_Task details_
Bring together all lines of the material below that contain the string "sparkle".
-- -- --
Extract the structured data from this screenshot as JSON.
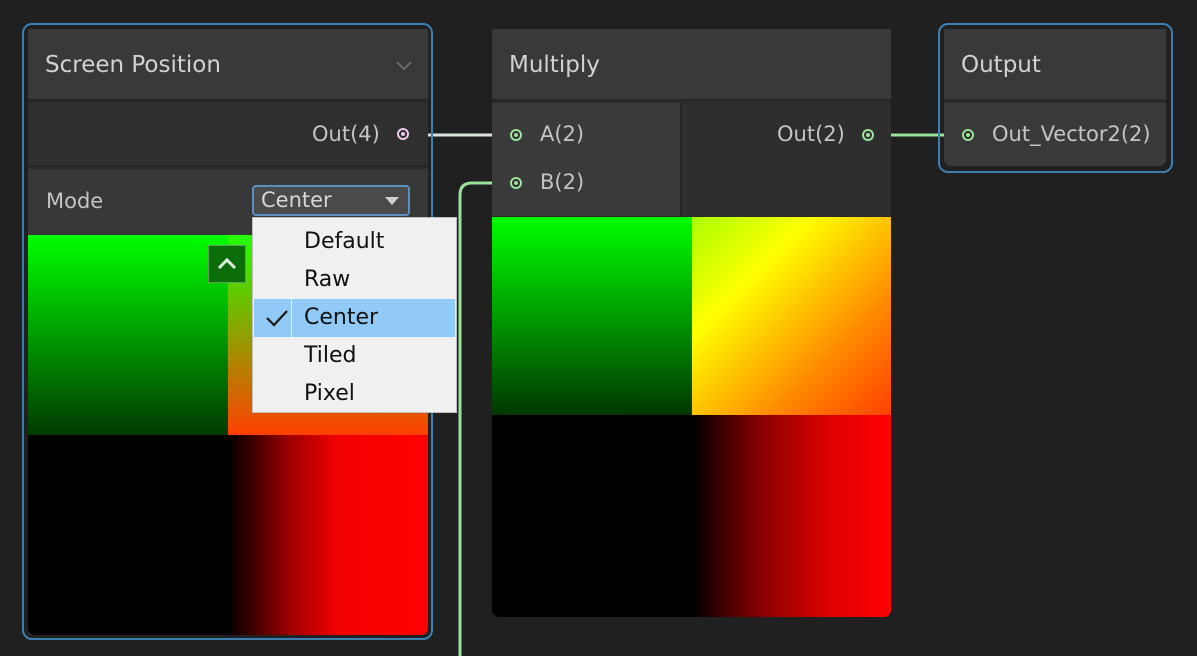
{
  "screen_position_node": {
    "title": "Screen Position",
    "collapse_icon": "chevron-down-icon",
    "output_port": {
      "label": "Out(4)",
      "color": "#f2c7ee"
    },
    "mode": {
      "label": "Mode",
      "selected_value": "Center"
    },
    "preview_collapse_icon": "chevron-up-icon"
  },
  "mode_dropdown": {
    "options": [
      {
        "label": "Default",
        "selected": false
      },
      {
        "label": "Raw",
        "selected": false
      },
      {
        "label": "Center",
        "selected": true
      },
      {
        "label": "Tiled",
        "selected": false
      },
      {
        "label": "Pixel",
        "selected": false
      }
    ],
    "check_icon": "checkmark-icon",
    "highlight_color": "#91c9f7"
  },
  "multiply_node": {
    "title": "Multiply",
    "inputs": [
      {
        "label": "A(2)",
        "color": "#9ae39a"
      },
      {
        "label": "B(2)",
        "color": "#9ae39a"
      }
    ],
    "output_port": {
      "label": "Out(2)",
      "color": "#9ae39a"
    }
  },
  "output_node": {
    "title": "Output",
    "input_port": {
      "label": "Out_Vector2(2)",
      "color": "#9ae39a"
    }
  },
  "colors": {
    "background": "#202020",
    "node_body": "#2b2b2b",
    "node_header": "#393939",
    "selection_outline": "#3d7fb1",
    "vector2_edge": "#9ae39a",
    "vector4_edge": "#f2c7ee"
  }
}
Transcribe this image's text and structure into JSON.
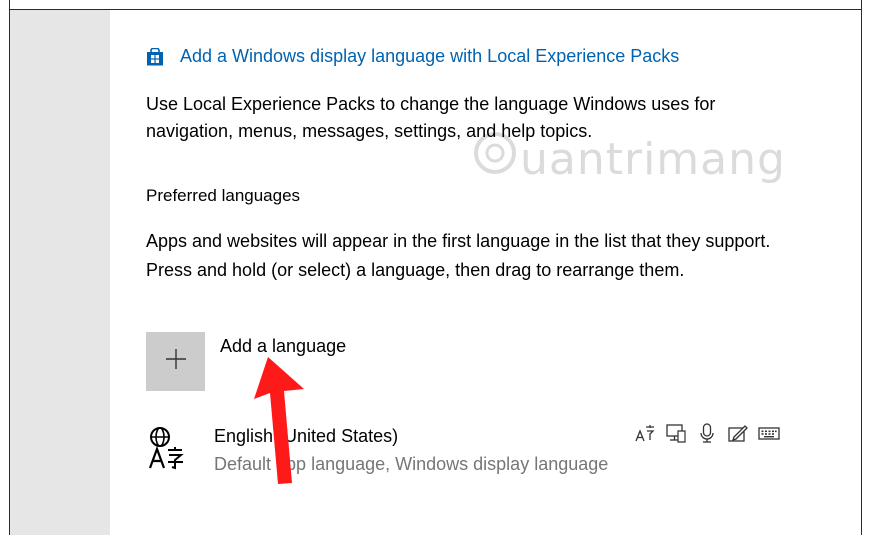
{
  "links": {
    "lxp": "Add a Windows display language with Local Experience Packs"
  },
  "description": "Use Local Experience Packs to change the language Windows uses for navigation, menus, messages, settings, and help topics.",
  "preferred_languages": {
    "title": "Preferred languages",
    "description": "Apps and websites will appear in the first language in the list that they support. Press and hold (or select) a language, then drag to rearrange them.",
    "add_label": "Add a language",
    "items": [
      {
        "name": "English (United States)",
        "subtitle": "Default app language, Windows display language"
      }
    ]
  },
  "icons": {
    "store": "store-bag-icon",
    "add": "plus-icon",
    "language": "language-glyph-icon",
    "features": [
      "text-to-speech-icon",
      "display-language-icon",
      "speech-recognition-icon",
      "handwriting-icon",
      "keyboard-icon"
    ]
  },
  "colors": {
    "link": "#0063b1",
    "rail": "#e6e6e6",
    "tile": "#cccccc",
    "secondary_text": "#767676",
    "arrow": "#ff1a1a"
  },
  "watermark": "uantrimang"
}
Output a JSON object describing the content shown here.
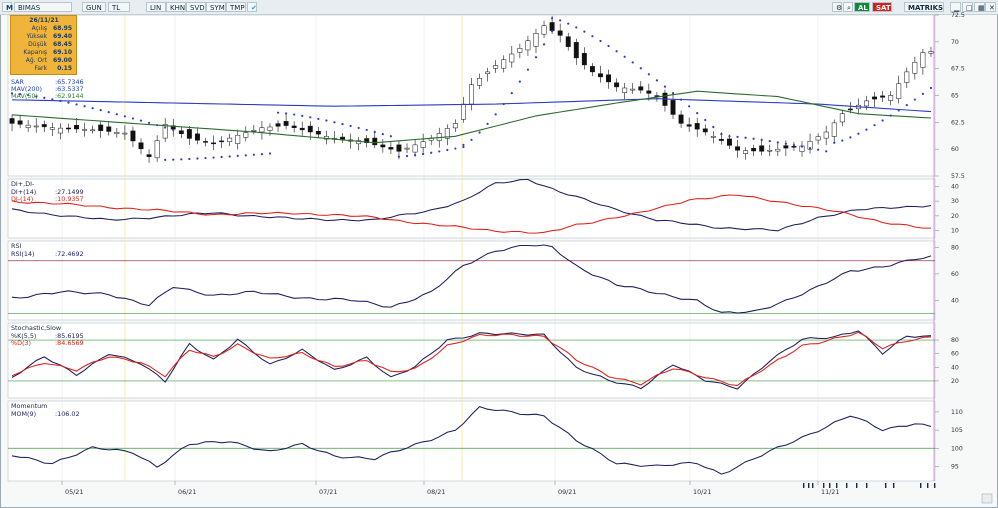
{
  "toolbar": {
    "logo": "M",
    "symbol": "BIMAS",
    "buttons": [
      "GUN",
      "TL",
      "LIN",
      "KHN",
      "SVD",
      "SYM",
      "TMP"
    ],
    "right_al": "AL",
    "right_sat": "SAT",
    "right_matriks": "MATRIKS",
    "colors": {
      "al": "#0c8a34",
      "sat": "#d6201d"
    }
  },
  "info_box": {
    "date": "26/11/21",
    "rows": [
      {
        "label": "Açılış",
        "value": "68.95"
      },
      {
        "label": "Yüksek",
        "value": "69.40"
      },
      {
        "label": "Düşük",
        "value": "68.45"
      },
      {
        "label": "Kapanış",
        "value": "69.10"
      },
      {
        "label": "Ağ. Ort",
        "value": "69.00"
      },
      {
        "label": "Fark",
        "value": "0.15"
      }
    ]
  },
  "x_axis": {
    "labels": [
      "05/21",
      "06/21",
      "07/21",
      "08/21",
      "09/21",
      "10/21",
      "11/21"
    ]
  },
  "chart_data": [
    {
      "type": "candlestick",
      "title": "",
      "legend": [
        {
          "name": "SAR",
          "value": ":65.7346",
          "color": "#1f3fbf"
        },
        {
          "name": "MAV(200)",
          "value": ":63.5337",
          "color": "#1f3fbf"
        },
        {
          "name": "MAV(50)",
          "value": ":62.9144",
          "color": "#2f7d32"
        }
      ],
      "ylim": [
        57.5,
        72.5
      ],
      "yticks": [
        57.5,
        60,
        62.5,
        65,
        67.5,
        70,
        72.5
      ],
      "n": 115,
      "close_anchors": [
        [
          0,
          62.4
        ],
        [
          5,
          62.0
        ],
        [
          10,
          61.8
        ],
        [
          14,
          61.5
        ],
        [
          17,
          59.3
        ],
        [
          19,
          62.3
        ],
        [
          22,
          61.0
        ],
        [
          25,
          60.5
        ],
        [
          28,
          61.3
        ],
        [
          31,
          62.0
        ],
        [
          34,
          62.2
        ],
        [
          37,
          61.6
        ],
        [
          40,
          61.0
        ],
        [
          43,
          60.8
        ],
        [
          46,
          60.2
        ],
        [
          48,
          59.8
        ],
        [
          52,
          61.0
        ],
        [
          55,
          62.4
        ],
        [
          57,
          66.0
        ],
        [
          60,
          67.8
        ],
        [
          63,
          69.4
        ],
        [
          66,
          71.5
        ],
        [
          68,
          70.6
        ],
        [
          70,
          68.5
        ],
        [
          72,
          67.2
        ],
        [
          75,
          65.8
        ],
        [
          78,
          65.5
        ],
        [
          80,
          64.9
        ],
        [
          83,
          62.4
        ],
        [
          86,
          61.6
        ],
        [
          88,
          60.8
        ],
        [
          90,
          59.9
        ],
        [
          93,
          59.8
        ],
        [
          95,
          60.0
        ],
        [
          98,
          60.3
        ],
        [
          101,
          61.6
        ],
        [
          103,
          63.3
        ],
        [
          106,
          64.5
        ],
        [
          109,
          65.0
        ],
        [
          111,
          67.2
        ],
        [
          113,
          69.0
        ],
        [
          114,
          69.1
        ]
      ],
      "mav200": [
        [
          0,
          64.6
        ],
        [
          20,
          64.3
        ],
        [
          40,
          64.0
        ],
        [
          60,
          64.2
        ],
        [
          80,
          64.7
        ],
        [
          100,
          64.2
        ],
        [
          114,
          63.5
        ]
      ],
      "mav50": [
        [
          0,
          63.2
        ],
        [
          15,
          62.4
        ],
        [
          30,
          61.6
        ],
        [
          45,
          60.6
        ],
        [
          55,
          61.2
        ],
        [
          65,
          63.1
        ],
        [
          75,
          64.3
        ],
        [
          85,
          65.4
        ],
        [
          95,
          64.9
        ],
        [
          105,
          63.3
        ],
        [
          114,
          62.9
        ]
      ],
      "sar_segments": [
        {
          "from": 0,
          "to": 20,
          "start": 65.2,
          "end": 61.8
        },
        {
          "from": 19,
          "to": 32,
          "start": 59.0,
          "end": 59.6
        },
        {
          "from": 33,
          "to": 47,
          "start": 63.4,
          "end": 61.2
        },
        {
          "from": 48,
          "to": 56,
          "start": 59.3,
          "end": 60.2
        },
        {
          "from": 56,
          "to": 67,
          "start": 60.4,
          "end": 71.0
        },
        {
          "from": 67,
          "to": 88,
          "start": 72.2,
          "end": 61.4
        },
        {
          "from": 89,
          "to": 101,
          "start": 61.2,
          "end": 59.8
        },
        {
          "from": 102,
          "to": 114,
          "start": 60.6,
          "end": 65.7
        }
      ]
    },
    {
      "type": "line",
      "title": "DI+,DI-",
      "legend": [
        {
          "name": "DI+(14)",
          "value": ":27.1499",
          "color": "#1b1f5e"
        },
        {
          "name": "DI-(14)",
          "value": ":10.9357",
          "color": "#e0201a"
        }
      ],
      "ylim": [
        5,
        45
      ],
      "yticks": [
        10,
        20,
        30,
        40
      ],
      "series": [
        {
          "name": "DI+(14)",
          "anchors": [
            [
              0,
              24
            ],
            [
              12,
              17
            ],
            [
              25,
              22
            ],
            [
              35,
              18
            ],
            [
              45,
              17
            ],
            [
              52,
              24
            ],
            [
              56,
              30
            ],
            [
              60,
              42
            ],
            [
              64,
              45
            ],
            [
              68,
              36
            ],
            [
              74,
              26
            ],
            [
              80,
              17
            ],
            [
              88,
              12
            ],
            [
              95,
              10
            ],
            [
              100,
              19
            ],
            [
              105,
              24
            ],
            [
              110,
              26
            ],
            [
              114,
              27.1
            ]
          ]
        },
        {
          "name": "DI-(14)",
          "anchors": [
            [
              0,
              30
            ],
            [
              12,
              26
            ],
            [
              25,
              21
            ],
            [
              35,
              22
            ],
            [
              45,
              19
            ],
            [
              52,
              14
            ],
            [
              60,
              10
            ],
            [
              66,
              8
            ],
            [
              70,
              14
            ],
            [
              78,
              22
            ],
            [
              84,
              31
            ],
            [
              90,
              34
            ],
            [
              96,
              29
            ],
            [
              103,
              22
            ],
            [
              108,
              16
            ],
            [
              114,
              10.9
            ]
          ]
        }
      ]
    },
    {
      "type": "line",
      "title": "RSI",
      "legend": [
        {
          "name": "RSI(14)",
          "value": ":72.4692",
          "color": "#1b1f5e"
        }
      ],
      "ylim": [
        25,
        85
      ],
      "yticks": [
        40,
        60,
        80
      ],
      "reference_lines": [
        70,
        30
      ],
      "series": [
        {
          "name": "RSI(14)",
          "anchors": [
            [
              0,
              42
            ],
            [
              6,
              46
            ],
            [
              12,
              45
            ],
            [
              17,
              36
            ],
            [
              20,
              50
            ],
            [
              25,
              44
            ],
            [
              30,
              46
            ],
            [
              36,
              42
            ],
            [
              42,
              40
            ],
            [
              47,
              35
            ],
            [
              52,
              46
            ],
            [
              56,
              66
            ],
            [
              60,
              78
            ],
            [
              64,
              82
            ],
            [
              67,
              80
            ],
            [
              70,
              66
            ],
            [
              75,
              52
            ],
            [
              80,
              45
            ],
            [
              85,
              40
            ],
            [
              88,
              30
            ],
            [
              92,
              31
            ],
            [
              96,
              40
            ],
            [
              100,
              50
            ],
            [
              104,
              62
            ],
            [
              108,
              66
            ],
            [
              112,
              71
            ],
            [
              114,
              72.5
            ]
          ]
        }
      ]
    },
    {
      "type": "line",
      "title": "Stochastic,Slow",
      "legend": [
        {
          "name": "%K(5,5)",
          "value": ":85.6195",
          "color": "#1b1f5e"
        },
        {
          "name": "%D(3)",
          "value": ":84.6569",
          "color": "#e0201a"
        }
      ],
      "ylim": [
        -5,
        105
      ],
      "yticks": [
        20,
        40,
        60,
        80
      ],
      "reference_lines": [
        80,
        20
      ],
      "series": [
        {
          "name": "%K(5,5)",
          "anchors": [
            [
              0,
              25
            ],
            [
              4,
              55
            ],
            [
              8,
              30
            ],
            [
              12,
              60
            ],
            [
              16,
              45
            ],
            [
              19,
              20
            ],
            [
              22,
              75
            ],
            [
              25,
              50
            ],
            [
              28,
              80
            ],
            [
              32,
              45
            ],
            [
              36,
              65
            ],
            [
              40,
              35
            ],
            [
              44,
              55
            ],
            [
              47,
              25
            ],
            [
              50,
              40
            ],
            [
              54,
              80
            ],
            [
              58,
              90
            ],
            [
              62,
              88
            ],
            [
              66,
              88
            ],
            [
              70,
              40
            ],
            [
              74,
              20
            ],
            [
              78,
              10
            ],
            [
              82,
              45
            ],
            [
              86,
              20
            ],
            [
              90,
              10
            ],
            [
              94,
              50
            ],
            [
              98,
              80
            ],
            [
              102,
              85
            ],
            [
              105,
              95
            ],
            [
              108,
              60
            ],
            [
              111,
              85
            ],
            [
              114,
              85.6
            ]
          ]
        },
        {
          "name": "%D(3)",
          "anchors": [
            [
              0,
              28
            ],
            [
              4,
              48
            ],
            [
              8,
              36
            ],
            [
              12,
              55
            ],
            [
              16,
              48
            ],
            [
              19,
              28
            ],
            [
              22,
              65
            ],
            [
              25,
              55
            ],
            [
              28,
              74
            ],
            [
              32,
              52
            ],
            [
              36,
              60
            ],
            [
              40,
              42
            ],
            [
              44,
              50
            ],
            [
              47,
              32
            ],
            [
              50,
              38
            ],
            [
              54,
              72
            ],
            [
              58,
              86
            ],
            [
              62,
              88
            ],
            [
              66,
              86
            ],
            [
              70,
              50
            ],
            [
              74,
              28
            ],
            [
              78,
              16
            ],
            [
              82,
              38
            ],
            [
              86,
              26
            ],
            [
              90,
              14
            ],
            [
              94,
              42
            ],
            [
              98,
              72
            ],
            [
              102,
              82
            ],
            [
              105,
              90
            ],
            [
              108,
              68
            ],
            [
              111,
              80
            ],
            [
              114,
              84.7
            ]
          ]
        }
      ]
    },
    {
      "type": "line",
      "title": "Momentum",
      "legend": [
        {
          "name": "MOM(9)",
          "value": ":106.02",
          "color": "#1b1f5e"
        }
      ],
      "ylim": [
        91,
        113
      ],
      "yticks": [
        95,
        100,
        105,
        110
      ],
      "reference_lines": [
        100
      ],
      "series": [
        {
          "name": "MOM(9)",
          "anchors": [
            [
              0,
              98
            ],
            [
              5,
              96
            ],
            [
              10,
              100
            ],
            [
              15,
              99
            ],
            [
              18,
              95
            ],
            [
              22,
              101
            ],
            [
              27,
              102
            ],
            [
              32,
              99
            ],
            [
              36,
              101
            ],
            [
              40,
              98
            ],
            [
              45,
              97
            ],
            [
              50,
              101
            ],
            [
              55,
              105
            ],
            [
              58,
              111
            ],
            [
              62,
              110
            ],
            [
              66,
              109
            ],
            [
              70,
              102
            ],
            [
              75,
              96
            ],
            [
              80,
              95
            ],
            [
              85,
              96
            ],
            [
              88,
              93
            ],
            [
              91,
              96
            ],
            [
              95,
              100
            ],
            [
              99,
              104
            ],
            [
              102,
              107
            ],
            [
              104,
              109
            ],
            [
              108,
              105
            ],
            [
              112,
              107
            ],
            [
              114,
              106
            ]
          ]
        }
      ]
    }
  ]
}
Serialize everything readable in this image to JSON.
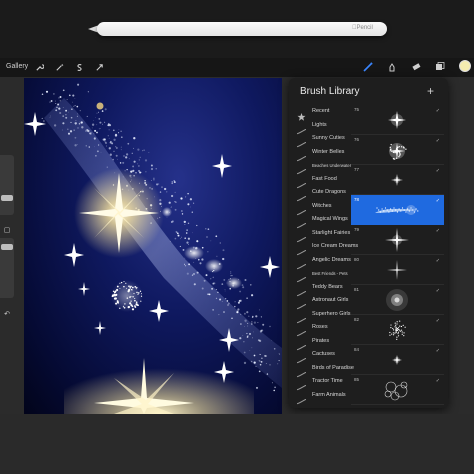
{
  "pencil": {
    "brand": "Pencil"
  },
  "toolbar": {
    "gallery_label": "Gallery",
    "left_icons": [
      "wrench-icon",
      "magic-wand-icon",
      "selection-icon",
      "transform-arrow-icon"
    ],
    "right_icons": [
      "brush-icon",
      "smudge-icon",
      "eraser-icon",
      "layers-icon"
    ],
    "current_color": "#f4ecb0",
    "brush_tool_color": "#3a86ff"
  },
  "side": {
    "undo_label": "↶",
    "modify_label": "▢"
  },
  "brush_library": {
    "title": "Brush Library",
    "add_label": "+",
    "categories": [
      {
        "label": "Recent",
        "icon": "star-icon"
      },
      {
        "label": "Lights",
        "icon": "brush-stroke-icon"
      },
      {
        "label": "Sunny Cuties",
        "icon": "brush-stroke-icon"
      },
      {
        "label": "Winter Belles",
        "icon": "brush-stroke-icon"
      },
      {
        "label": "Beaches Underwater",
        "icon": "brush-stroke-icon"
      },
      {
        "label": "Fast Food",
        "icon": "brush-stroke-icon"
      },
      {
        "label": "Cute Dragons",
        "icon": "brush-stroke-icon"
      },
      {
        "label": "Witches",
        "icon": "brush-stroke-icon"
      },
      {
        "label": "Magical Wings",
        "icon": "brush-stroke-icon"
      },
      {
        "label": "Starlight Fairies",
        "icon": "brush-stroke-icon"
      },
      {
        "label": "Ice Cream Dreams",
        "icon": "brush-stroke-icon"
      },
      {
        "label": "Angelic Dreams",
        "icon": "brush-stroke-icon"
      },
      {
        "label": "Best Friends - Pets",
        "icon": "brush-stroke-icon"
      },
      {
        "label": "Teddy Bears",
        "icon": "brush-stroke-icon"
      },
      {
        "label": "Astronaut Girls",
        "icon": "brush-stroke-icon"
      },
      {
        "label": "Superhero Girls",
        "icon": "brush-stroke-icon"
      },
      {
        "label": "Roses",
        "icon": "brush-stroke-icon"
      },
      {
        "label": "Pirates",
        "icon": "brush-stroke-icon"
      },
      {
        "label": "Cactuses",
        "icon": "brush-stroke-icon"
      },
      {
        "label": "Birds of Paradise",
        "icon": "brush-stroke-icon"
      },
      {
        "label": "Tractor Time",
        "icon": "brush-stroke-icon"
      },
      {
        "label": "Farm Animals",
        "icon": "brush-stroke-icon"
      }
    ],
    "brushes": [
      {
        "number": "75",
        "preview": "four-point-sparkle",
        "selected": false
      },
      {
        "number": "76",
        "preview": "glitter-burst",
        "selected": false
      },
      {
        "number": "77",
        "preview": "small-star",
        "selected": false
      },
      {
        "number": "78",
        "preview": "comet-stroke",
        "selected": true
      },
      {
        "number": "79",
        "preview": "long-ray-star",
        "selected": false
      },
      {
        "number": "80",
        "preview": "thin-ray-star",
        "selected": false
      },
      {
        "number": "81",
        "preview": "soft-glow",
        "selected": false
      },
      {
        "number": "82",
        "preview": "sparkle-cluster",
        "selected": false
      },
      {
        "number": "84",
        "preview": "tiny-star",
        "selected": false
      },
      {
        "number": "85",
        "preview": "bubbles",
        "selected": false
      }
    ],
    "selected_color": "#1f6ae0"
  }
}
-- -- --
_The answer_
        "preview": "four-point-sparkle",
        "preview": "sparkle-cluster",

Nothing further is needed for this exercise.